» **OBJECTIVE**
Tally the lines in the listing below that include "United". Answer with the count and nothing more.

» **RECORDS SUPPLIED**
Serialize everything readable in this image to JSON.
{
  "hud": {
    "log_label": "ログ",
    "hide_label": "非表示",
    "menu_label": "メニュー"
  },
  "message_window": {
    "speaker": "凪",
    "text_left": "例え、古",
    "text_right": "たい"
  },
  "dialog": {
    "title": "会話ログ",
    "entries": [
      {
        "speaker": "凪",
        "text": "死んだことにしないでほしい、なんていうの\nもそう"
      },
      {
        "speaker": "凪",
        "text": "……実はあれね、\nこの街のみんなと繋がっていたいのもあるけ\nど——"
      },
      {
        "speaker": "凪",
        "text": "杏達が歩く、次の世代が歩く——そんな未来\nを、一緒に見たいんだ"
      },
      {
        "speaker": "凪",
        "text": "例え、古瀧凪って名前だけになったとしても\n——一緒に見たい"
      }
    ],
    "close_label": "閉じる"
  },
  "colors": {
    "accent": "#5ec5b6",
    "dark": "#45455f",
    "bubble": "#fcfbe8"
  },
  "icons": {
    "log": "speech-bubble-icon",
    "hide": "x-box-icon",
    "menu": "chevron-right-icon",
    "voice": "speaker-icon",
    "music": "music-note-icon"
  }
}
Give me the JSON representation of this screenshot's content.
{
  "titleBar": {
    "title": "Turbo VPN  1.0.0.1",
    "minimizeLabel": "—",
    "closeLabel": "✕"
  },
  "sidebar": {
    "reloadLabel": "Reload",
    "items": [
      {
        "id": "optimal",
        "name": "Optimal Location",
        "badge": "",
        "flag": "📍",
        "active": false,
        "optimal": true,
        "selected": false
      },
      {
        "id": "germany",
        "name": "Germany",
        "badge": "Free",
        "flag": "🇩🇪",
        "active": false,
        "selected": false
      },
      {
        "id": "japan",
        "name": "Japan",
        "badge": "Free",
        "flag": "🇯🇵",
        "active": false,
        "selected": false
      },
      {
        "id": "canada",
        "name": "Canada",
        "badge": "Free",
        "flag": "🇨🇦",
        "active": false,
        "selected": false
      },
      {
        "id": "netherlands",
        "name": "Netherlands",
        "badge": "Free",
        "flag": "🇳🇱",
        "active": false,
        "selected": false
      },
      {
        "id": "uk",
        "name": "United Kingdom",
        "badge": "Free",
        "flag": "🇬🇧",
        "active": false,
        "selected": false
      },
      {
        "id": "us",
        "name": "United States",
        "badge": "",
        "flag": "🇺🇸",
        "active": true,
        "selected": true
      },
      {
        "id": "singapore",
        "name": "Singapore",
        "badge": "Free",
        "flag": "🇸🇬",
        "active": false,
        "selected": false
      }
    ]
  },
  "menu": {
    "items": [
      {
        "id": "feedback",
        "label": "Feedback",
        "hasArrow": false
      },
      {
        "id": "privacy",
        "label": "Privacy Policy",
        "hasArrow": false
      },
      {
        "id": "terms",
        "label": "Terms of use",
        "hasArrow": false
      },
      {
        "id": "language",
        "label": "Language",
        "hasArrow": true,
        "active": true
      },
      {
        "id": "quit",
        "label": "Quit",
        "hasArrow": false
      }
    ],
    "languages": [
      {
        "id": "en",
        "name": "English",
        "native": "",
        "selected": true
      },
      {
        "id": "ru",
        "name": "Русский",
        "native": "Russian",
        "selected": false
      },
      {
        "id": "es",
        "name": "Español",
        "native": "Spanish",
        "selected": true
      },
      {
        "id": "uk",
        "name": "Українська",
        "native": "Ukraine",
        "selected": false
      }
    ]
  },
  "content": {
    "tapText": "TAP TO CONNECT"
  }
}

» **COMPLETE OUTPUT**
2